GIVEN PASSAGE>

Meanwhile, as a historical background for the next part of our story, it should be noted that Albert Einstein had published his General Theory of Relativity shortly after he received his doctorate in physics in 1905. This was prior to Hubble's discoveries, but interestingly one of the requirements of the initial mathematics in the General Theory was that the universe had to be either expanding or contracting. Since there was no evidence at the time that these events were occurring, Einstein felt compelled to put into his theory a Cosmological Constant to explain the static universe (he had done a bit of mathematical juggling, introducing a fresh term into the field equations of the General Theory, which represents a repulsive force contrary to ordinary gravitational attraction).

Then, in 1929 Hubble announced the expansion of the universe. All of a sudden, the Cosmological Constant was in trouble. Albert Einstein subsequently made many trips to the Mt. Wilson Observatory to confer with Edwin Hubble and authenticate Hubble's findings. This led to Einstein's repudiation of his Cosmological Constant as “his greatest blunder.”

But this intertwined story does not end there, as related by the second world-class astronomer who recently gave a presentation in front of BAS members. As things have turned out, due primarily to data obtained from the distant universe with the Hubble Space Telescope, Einstein may not have made a blunder at all!

In March, 2008, several BAS persons went to The University of The South at Sewanee where, as part of their Distinguished Lecture Series, Dr. Wendy Freedman of Pasadena , CA , Director of The Carnegie Observatories, gave a program titled, “The Runaway Universe.”

(The Carnegie Foundation has been funding astronomical research for more than 100 years; in fact, Edwin Hubble was using Carnegie telescopes at Mt. Wilson to make his famous discoveries. Carnegie Observatories presently manages the large Magellan telescope at Las Campanas, Chile , high in the Andes Mountains . Dr. Freedman is also Chair of The Board for the Giant Magellan Telescope, targeted for completion in 2013, which would be twice the size of anything now operating on earth or in space.)

In her Sewanee program with BAS members, Dr. Freedman pointed out that the Hubble Constant (a cosmological term based on the work of Edwin Hubble to measure the rate of expansion of the Universe) previously could not be precisely determined using ground based telescopes. It has only been in the last ten years, using observations from the Hubble Space Telescope (which has ten times the resolution of the largest ground based optical telescope) that cosmologists have come to the shocking conclusion that the universe is expanding at an incredible rate (“The Runaway Universe”). The cause is suspected to be a mysterious and very powerful Dark Energy, just recently theorized, which may oppose gravity.

Now the story takes its final turn and Einstein's thinking reenters the picture. According to Dr. Freedman, after Edwin Hubble at Mt. Wilson found that the universe is expanding and Einstein had to repudiate his term (Cosmological Constant), it may turn out that Einstein was correct after all; and, this mathematical expression is necessary within General Relativity to explain the action of Dark Energy.

RECORDS>
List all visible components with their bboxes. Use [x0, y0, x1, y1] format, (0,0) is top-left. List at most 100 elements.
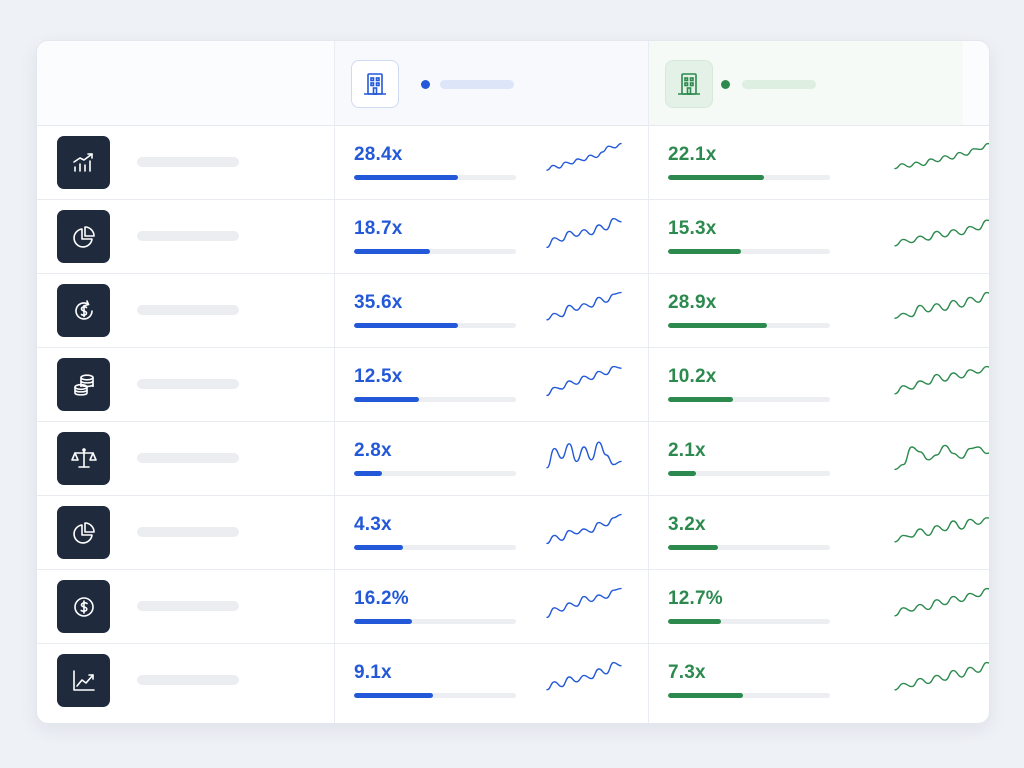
==
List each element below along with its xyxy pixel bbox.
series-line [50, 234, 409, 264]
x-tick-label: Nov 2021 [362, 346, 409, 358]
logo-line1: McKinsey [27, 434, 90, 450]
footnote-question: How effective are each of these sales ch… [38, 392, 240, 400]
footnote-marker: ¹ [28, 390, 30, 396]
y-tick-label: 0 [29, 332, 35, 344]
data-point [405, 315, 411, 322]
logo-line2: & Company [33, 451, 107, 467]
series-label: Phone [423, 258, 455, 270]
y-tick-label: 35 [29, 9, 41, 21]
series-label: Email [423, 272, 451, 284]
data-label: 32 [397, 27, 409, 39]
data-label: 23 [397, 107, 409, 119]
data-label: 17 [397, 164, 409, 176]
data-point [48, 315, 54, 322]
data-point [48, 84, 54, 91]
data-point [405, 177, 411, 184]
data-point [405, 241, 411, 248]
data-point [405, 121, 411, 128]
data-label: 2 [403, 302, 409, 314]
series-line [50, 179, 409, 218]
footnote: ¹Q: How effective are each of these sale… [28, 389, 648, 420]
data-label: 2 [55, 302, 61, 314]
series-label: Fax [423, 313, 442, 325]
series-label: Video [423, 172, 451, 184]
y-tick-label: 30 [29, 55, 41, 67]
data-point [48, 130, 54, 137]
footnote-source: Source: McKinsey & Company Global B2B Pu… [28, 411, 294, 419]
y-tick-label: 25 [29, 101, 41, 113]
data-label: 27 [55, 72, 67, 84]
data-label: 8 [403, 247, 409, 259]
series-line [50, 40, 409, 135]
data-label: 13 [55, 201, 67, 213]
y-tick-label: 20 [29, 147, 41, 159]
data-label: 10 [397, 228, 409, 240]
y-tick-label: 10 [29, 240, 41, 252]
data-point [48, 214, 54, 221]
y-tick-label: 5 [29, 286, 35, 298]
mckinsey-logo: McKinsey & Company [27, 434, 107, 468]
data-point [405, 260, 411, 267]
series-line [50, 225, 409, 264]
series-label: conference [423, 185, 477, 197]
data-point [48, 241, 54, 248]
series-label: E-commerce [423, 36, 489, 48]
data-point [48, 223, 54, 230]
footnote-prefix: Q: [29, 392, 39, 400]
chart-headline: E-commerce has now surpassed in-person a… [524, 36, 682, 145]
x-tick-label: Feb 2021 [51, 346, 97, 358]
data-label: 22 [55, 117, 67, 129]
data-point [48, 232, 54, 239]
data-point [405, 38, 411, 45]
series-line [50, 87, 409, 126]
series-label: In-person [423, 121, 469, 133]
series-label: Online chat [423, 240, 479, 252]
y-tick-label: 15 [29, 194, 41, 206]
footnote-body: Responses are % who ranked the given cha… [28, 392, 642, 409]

STATED EXERCISE 1>
Which four-digit years does the passage on Einstein's Cosmological Constant mention?
STATED EXERCISE 2>
Do these statements agree with the passage on Einstein's Cosmological Constant? (a) Einstein published the General Theory of Relativity shortly after receiving his physics doctorate in 1905. (b) Dr. Freedman gave "The Runaway Universe" at the Mt. Wilson Observatory. (c) The Giant Magellan Telescope is already in operation. Answer yes or no for each and quote the deciding words.
STATED EXERCISE 3>
Can you repeat the part of the passage on Einstein's Cosmological Constant that opens with the words containing "Meanwhile, as a" and closes with "ordinary gravitational attraction)."?

FINAL ANSWER 1>
1905, 1929, 2008, 2013

FINAL ANSWER 2>
(a) Yes: "Albert Einstein had published his General Theory of Relativity shortly after he received his doctorate in physics in 1905"
(b) No: "several BAS persons went to The University of The South at Sewanee where, as part of their Distinguished Lecture Series, Dr. Wendy Freedman of Pasadena , CA , Director of The Carnegie Observatories, gave a program titled, “The Runaway Universe.”"
(c) No: "the Giant Magellan Telescope, targeted for completion in 2013"

FINAL ANSWER 3>
Meanwhile, as a historical background for the next part of our story, it should be noted that Albert Einstein had published his General Theory of Relativity shortly after he received his doctorate in physics in 1905. This was prior to Hubble's discoveries, but interestingly one of the requirements of the initial mathematics in the General Theory was that the universe had to be either expanding or contracting. Since there was no evidence at the time that these events were occurring, Einstein felt compelled to put into his theory a Cosmological Constant to explain the static universe (he had done a bit of mathematical juggling, introducing a fresh term into the field equations of the General Theory, which represents a repulsive force contrary to ordinary gravitational attraction).